WHAT THIS TASK INVOLVES: List every line below containing "source".

--- Start PROVIDED DATA ---

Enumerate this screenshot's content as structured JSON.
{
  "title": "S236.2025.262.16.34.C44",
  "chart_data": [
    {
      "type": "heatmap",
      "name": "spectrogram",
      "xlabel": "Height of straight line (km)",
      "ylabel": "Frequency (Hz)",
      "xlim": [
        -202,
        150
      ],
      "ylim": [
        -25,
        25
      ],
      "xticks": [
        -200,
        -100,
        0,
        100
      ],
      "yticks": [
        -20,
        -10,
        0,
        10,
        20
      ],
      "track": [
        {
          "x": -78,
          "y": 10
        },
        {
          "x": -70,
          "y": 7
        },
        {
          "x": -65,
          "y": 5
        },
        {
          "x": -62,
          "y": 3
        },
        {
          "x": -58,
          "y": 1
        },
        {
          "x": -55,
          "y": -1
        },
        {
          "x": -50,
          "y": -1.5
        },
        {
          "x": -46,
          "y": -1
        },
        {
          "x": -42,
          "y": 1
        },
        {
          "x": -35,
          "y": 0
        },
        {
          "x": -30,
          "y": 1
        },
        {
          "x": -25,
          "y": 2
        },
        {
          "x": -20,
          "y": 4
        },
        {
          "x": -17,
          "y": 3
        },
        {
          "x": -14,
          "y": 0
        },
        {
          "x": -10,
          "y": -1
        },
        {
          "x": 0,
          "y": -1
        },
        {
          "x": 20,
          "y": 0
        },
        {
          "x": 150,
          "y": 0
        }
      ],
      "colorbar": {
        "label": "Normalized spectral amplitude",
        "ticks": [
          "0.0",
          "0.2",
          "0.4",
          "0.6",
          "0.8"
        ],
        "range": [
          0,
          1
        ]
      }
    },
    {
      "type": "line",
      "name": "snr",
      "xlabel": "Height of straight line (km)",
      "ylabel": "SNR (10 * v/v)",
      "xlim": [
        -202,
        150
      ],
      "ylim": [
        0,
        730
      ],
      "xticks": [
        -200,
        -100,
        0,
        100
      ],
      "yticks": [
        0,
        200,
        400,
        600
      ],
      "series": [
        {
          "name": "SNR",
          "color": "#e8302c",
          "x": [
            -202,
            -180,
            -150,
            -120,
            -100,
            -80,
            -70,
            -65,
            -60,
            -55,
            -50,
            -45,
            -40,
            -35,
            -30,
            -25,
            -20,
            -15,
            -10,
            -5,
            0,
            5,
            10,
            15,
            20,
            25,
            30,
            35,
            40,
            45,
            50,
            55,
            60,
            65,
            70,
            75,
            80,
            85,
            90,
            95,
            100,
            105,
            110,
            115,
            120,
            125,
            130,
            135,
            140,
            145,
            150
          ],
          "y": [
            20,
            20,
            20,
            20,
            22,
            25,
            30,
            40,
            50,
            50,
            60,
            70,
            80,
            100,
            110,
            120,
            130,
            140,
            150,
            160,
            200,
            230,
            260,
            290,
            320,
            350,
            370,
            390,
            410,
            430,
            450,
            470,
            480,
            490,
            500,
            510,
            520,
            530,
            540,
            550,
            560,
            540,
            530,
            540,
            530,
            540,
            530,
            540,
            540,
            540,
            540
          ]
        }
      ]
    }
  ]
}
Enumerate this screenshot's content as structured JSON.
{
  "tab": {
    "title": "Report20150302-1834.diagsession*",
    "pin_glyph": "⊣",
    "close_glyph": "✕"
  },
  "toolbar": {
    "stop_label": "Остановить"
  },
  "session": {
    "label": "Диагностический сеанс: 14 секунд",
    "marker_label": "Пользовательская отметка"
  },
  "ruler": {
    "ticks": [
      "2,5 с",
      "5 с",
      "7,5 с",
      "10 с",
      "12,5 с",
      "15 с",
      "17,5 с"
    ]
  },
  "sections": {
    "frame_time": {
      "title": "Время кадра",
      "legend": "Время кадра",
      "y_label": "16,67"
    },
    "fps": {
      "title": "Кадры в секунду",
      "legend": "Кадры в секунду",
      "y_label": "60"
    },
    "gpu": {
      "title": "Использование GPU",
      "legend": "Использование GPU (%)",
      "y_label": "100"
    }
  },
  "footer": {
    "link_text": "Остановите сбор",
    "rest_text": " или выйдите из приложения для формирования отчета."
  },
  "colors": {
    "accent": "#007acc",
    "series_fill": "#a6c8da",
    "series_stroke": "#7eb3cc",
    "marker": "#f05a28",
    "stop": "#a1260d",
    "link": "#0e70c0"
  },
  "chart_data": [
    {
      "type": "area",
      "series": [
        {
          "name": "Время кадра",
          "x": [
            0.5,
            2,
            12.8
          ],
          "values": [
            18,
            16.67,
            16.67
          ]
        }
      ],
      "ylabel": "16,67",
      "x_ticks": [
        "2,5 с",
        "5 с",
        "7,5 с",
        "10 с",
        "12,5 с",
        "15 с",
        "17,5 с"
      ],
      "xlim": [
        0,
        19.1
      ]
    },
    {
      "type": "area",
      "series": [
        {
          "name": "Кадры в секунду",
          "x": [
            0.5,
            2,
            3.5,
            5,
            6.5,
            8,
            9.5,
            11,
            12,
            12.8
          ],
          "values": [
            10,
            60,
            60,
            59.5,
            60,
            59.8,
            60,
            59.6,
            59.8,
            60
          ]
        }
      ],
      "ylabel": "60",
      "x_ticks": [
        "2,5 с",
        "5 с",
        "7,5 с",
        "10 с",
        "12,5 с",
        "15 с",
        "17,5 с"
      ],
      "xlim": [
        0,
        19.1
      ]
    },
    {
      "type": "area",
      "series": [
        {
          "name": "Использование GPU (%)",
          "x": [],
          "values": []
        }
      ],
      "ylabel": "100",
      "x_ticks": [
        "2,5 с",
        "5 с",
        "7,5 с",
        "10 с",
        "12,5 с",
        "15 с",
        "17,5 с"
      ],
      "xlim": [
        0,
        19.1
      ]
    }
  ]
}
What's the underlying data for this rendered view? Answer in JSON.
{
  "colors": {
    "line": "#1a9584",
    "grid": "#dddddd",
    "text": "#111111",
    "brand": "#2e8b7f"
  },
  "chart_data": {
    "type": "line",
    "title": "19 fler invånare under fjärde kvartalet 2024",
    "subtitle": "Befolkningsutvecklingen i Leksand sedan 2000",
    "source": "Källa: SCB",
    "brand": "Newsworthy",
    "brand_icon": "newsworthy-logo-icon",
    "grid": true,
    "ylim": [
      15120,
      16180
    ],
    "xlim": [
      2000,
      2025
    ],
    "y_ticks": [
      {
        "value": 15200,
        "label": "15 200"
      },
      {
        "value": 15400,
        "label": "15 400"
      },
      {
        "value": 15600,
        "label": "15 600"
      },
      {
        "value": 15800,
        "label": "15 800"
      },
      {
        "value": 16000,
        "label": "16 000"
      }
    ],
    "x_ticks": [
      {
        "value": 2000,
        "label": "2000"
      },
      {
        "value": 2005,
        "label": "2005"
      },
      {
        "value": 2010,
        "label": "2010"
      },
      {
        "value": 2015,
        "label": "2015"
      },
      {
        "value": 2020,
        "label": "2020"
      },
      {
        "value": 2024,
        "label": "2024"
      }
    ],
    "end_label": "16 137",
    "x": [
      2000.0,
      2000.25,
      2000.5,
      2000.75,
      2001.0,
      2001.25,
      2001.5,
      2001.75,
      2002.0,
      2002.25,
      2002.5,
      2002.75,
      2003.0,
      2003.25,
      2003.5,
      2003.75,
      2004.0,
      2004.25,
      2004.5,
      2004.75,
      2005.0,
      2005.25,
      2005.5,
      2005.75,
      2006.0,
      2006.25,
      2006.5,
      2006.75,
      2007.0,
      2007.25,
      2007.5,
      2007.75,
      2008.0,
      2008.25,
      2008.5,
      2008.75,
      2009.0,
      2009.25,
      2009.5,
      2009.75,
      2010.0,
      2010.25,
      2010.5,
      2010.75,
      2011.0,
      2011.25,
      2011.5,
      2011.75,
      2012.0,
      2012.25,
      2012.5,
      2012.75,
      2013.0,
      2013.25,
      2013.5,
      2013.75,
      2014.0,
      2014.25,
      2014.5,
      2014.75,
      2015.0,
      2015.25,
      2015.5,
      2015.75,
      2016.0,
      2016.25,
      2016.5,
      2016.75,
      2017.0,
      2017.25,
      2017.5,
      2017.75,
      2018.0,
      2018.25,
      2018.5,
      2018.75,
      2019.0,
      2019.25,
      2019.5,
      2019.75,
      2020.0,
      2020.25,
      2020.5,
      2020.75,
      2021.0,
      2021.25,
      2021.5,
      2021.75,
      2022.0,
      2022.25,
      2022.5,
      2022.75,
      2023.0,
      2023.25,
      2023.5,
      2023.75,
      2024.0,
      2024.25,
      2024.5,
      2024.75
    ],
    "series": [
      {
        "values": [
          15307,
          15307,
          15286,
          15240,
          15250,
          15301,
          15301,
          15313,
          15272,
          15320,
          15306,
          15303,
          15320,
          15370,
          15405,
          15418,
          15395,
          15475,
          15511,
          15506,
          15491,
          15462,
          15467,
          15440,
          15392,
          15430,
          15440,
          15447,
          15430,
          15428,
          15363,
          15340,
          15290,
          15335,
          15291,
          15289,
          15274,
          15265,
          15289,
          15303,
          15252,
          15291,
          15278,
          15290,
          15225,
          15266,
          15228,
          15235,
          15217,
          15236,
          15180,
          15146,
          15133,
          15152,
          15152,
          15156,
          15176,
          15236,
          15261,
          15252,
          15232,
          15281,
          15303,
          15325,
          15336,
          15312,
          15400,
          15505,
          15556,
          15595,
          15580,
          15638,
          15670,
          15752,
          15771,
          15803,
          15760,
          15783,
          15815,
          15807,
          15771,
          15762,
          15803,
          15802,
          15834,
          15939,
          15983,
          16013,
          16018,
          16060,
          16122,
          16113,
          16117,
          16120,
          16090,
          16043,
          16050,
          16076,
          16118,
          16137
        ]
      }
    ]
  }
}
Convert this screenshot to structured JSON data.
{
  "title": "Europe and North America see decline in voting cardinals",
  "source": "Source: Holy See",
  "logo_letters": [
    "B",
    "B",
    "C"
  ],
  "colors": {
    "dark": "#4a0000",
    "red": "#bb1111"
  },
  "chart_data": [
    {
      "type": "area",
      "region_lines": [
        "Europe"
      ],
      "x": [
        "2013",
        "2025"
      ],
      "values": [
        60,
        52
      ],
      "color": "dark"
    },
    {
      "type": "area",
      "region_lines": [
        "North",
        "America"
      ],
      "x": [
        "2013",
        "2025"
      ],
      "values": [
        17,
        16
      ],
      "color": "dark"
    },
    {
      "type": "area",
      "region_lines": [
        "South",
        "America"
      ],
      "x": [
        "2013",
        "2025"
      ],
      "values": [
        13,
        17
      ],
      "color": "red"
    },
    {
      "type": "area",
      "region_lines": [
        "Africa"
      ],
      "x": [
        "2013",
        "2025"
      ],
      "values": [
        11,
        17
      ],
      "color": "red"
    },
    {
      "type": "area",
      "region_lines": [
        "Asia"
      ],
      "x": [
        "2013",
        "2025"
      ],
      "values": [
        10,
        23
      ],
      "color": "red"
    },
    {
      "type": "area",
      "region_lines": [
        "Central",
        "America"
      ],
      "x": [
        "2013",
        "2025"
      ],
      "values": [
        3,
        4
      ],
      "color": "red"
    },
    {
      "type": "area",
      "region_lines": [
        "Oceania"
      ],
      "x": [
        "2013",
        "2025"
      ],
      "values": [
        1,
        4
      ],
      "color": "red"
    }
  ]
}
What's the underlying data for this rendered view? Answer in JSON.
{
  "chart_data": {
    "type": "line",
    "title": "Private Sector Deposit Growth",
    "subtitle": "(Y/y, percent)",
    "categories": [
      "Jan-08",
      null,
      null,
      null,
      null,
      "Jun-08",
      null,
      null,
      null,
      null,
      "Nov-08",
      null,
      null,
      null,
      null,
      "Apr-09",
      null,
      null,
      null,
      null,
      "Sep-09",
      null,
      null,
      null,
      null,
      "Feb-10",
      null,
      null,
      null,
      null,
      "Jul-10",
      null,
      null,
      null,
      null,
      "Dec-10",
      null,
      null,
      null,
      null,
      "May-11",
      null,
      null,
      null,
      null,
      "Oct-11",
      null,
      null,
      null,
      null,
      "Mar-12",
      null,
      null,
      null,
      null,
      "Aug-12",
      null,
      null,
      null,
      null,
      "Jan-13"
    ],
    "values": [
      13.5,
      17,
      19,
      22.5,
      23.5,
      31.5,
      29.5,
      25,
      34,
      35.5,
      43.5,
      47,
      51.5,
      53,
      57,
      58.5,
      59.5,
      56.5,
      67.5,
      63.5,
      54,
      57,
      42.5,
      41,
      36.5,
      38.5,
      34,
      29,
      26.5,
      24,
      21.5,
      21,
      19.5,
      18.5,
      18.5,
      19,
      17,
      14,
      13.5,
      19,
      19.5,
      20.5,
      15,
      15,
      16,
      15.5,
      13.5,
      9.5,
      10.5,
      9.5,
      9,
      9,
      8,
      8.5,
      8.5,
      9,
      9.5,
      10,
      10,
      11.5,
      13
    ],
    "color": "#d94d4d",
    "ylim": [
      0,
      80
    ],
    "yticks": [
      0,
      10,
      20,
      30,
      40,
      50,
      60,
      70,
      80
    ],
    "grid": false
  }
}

--- End PROVIDED DATA ---

WRITTEN RESPONSE:
    "source": "Källa: SCB",
  "source": "Source: Holy See",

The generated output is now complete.